— start of RECORD LIST —

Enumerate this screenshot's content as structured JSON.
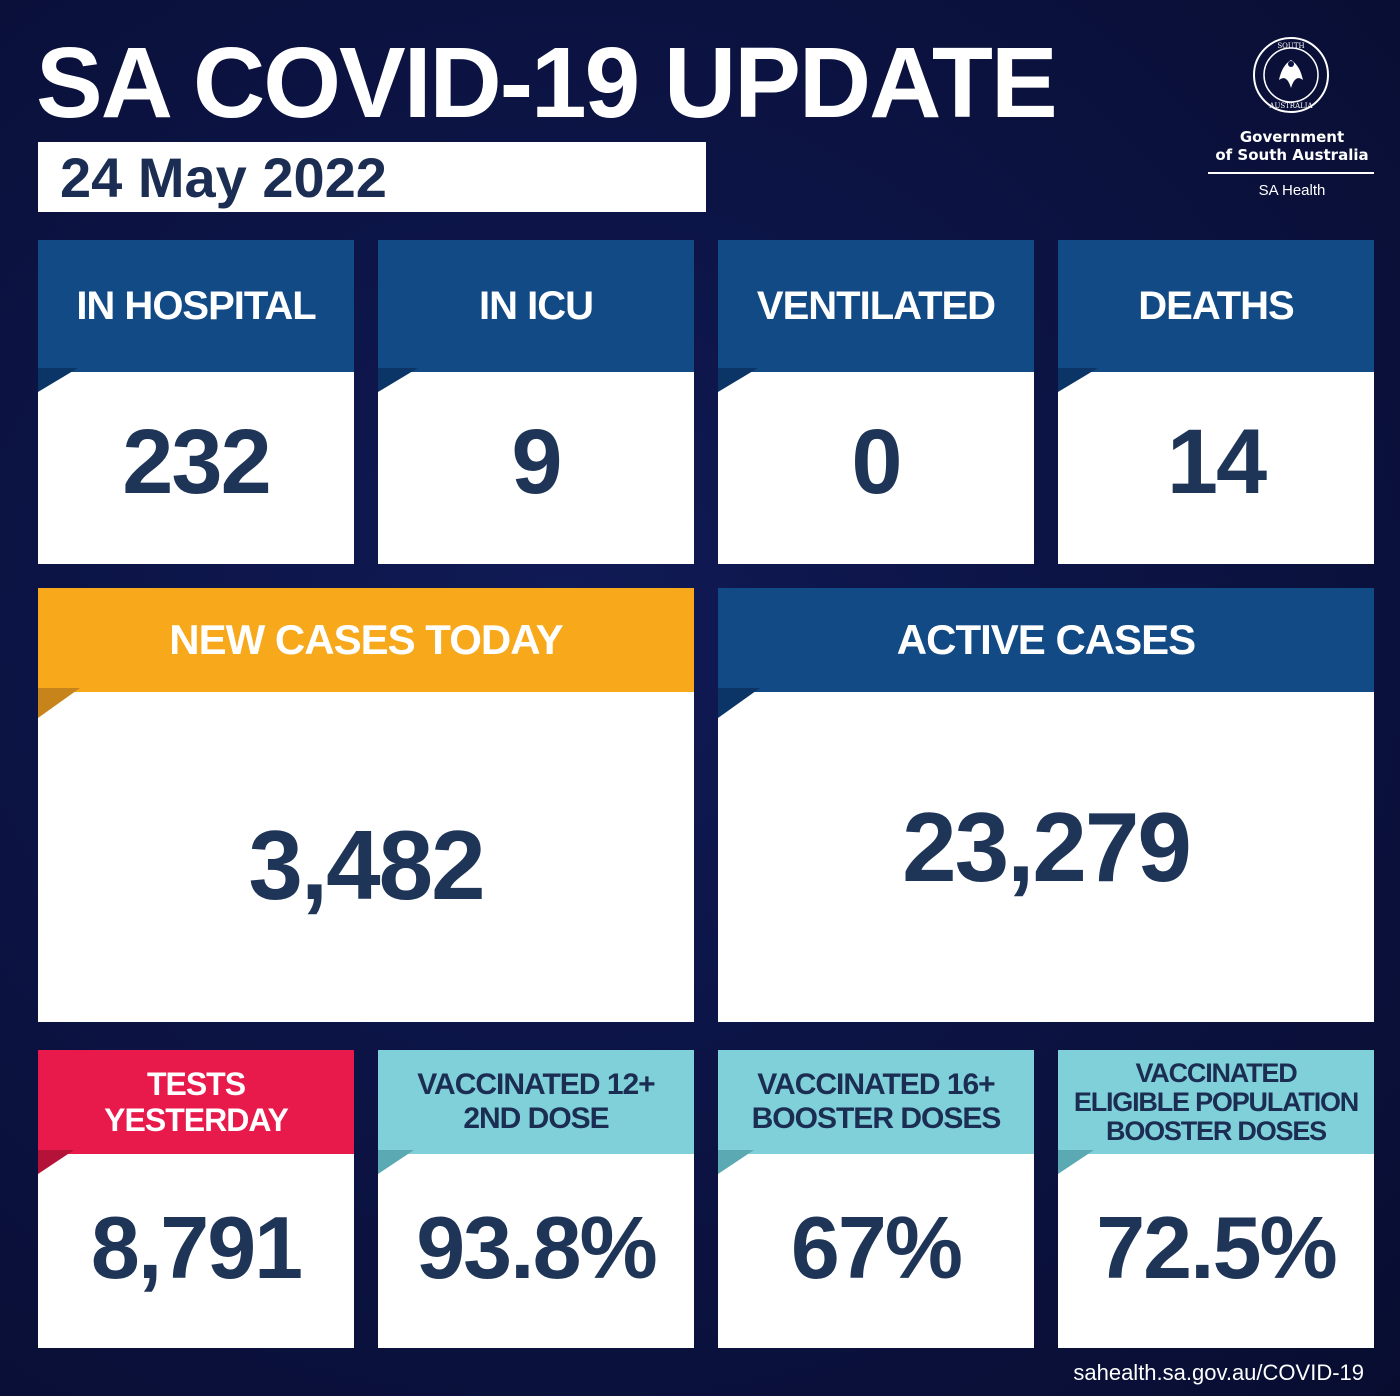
{
  "header": {
    "title": "SA COVID-19 UPDATE",
    "date": "24 May 2022"
  },
  "logo": {
    "seal_top": "SOUTH",
    "seal_bottom": "AUSTRALIA",
    "line1": "Government",
    "line2": "of South Australia",
    "line3": "SA Health"
  },
  "stats": {
    "in_hospital": {
      "label": "IN HOSPITAL",
      "value": "232"
    },
    "in_icu": {
      "label": "IN ICU",
      "value": "9"
    },
    "ventilated": {
      "label": "VENTILATED",
      "value": "0"
    },
    "deaths": {
      "label": "DEATHS",
      "value": "14"
    },
    "new_cases": {
      "label": "NEW CASES TODAY",
      "value": "3,482"
    },
    "active_cases": {
      "label": "ACTIVE CASES",
      "value": "23,279"
    },
    "tests": {
      "label_line1": "TESTS",
      "label_line2": "YESTERDAY",
      "value": "8,791"
    },
    "vacc_12": {
      "label_line1": "VACCINATED 12+",
      "label_line2": "2ND DOSE",
      "value": "93.8%"
    },
    "vacc_16": {
      "label_line1": "VACCINATED 16+",
      "label_line2": "BOOSTER DOSES",
      "value": "67%"
    },
    "vacc_eligible": {
      "label_line1": "VACCINATED",
      "label_line2": "ELIGIBLE POPULATION",
      "label_line3": "BOOSTER DOSES",
      "value": "72.5%"
    }
  },
  "footer": {
    "url": "sahealth.sa.gov.au/COVID-19"
  },
  "colors": {
    "background": "#0c1445",
    "header_blue": "#124a85",
    "header_orange": "#f7a81b",
    "header_red": "#e8194b",
    "header_cyan": "#7fd0d9",
    "value_text": "#1f3557"
  }
}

— end of RECORD LIST —

• EXERCISE GOAL:
Look through the material above and pick out each line holding the word "COVID".

• RIGHT ANSWER:
    "title": "SA COVID-19 UPDATE",
    "url": "sahealth.sa.gov.au/COVID-19"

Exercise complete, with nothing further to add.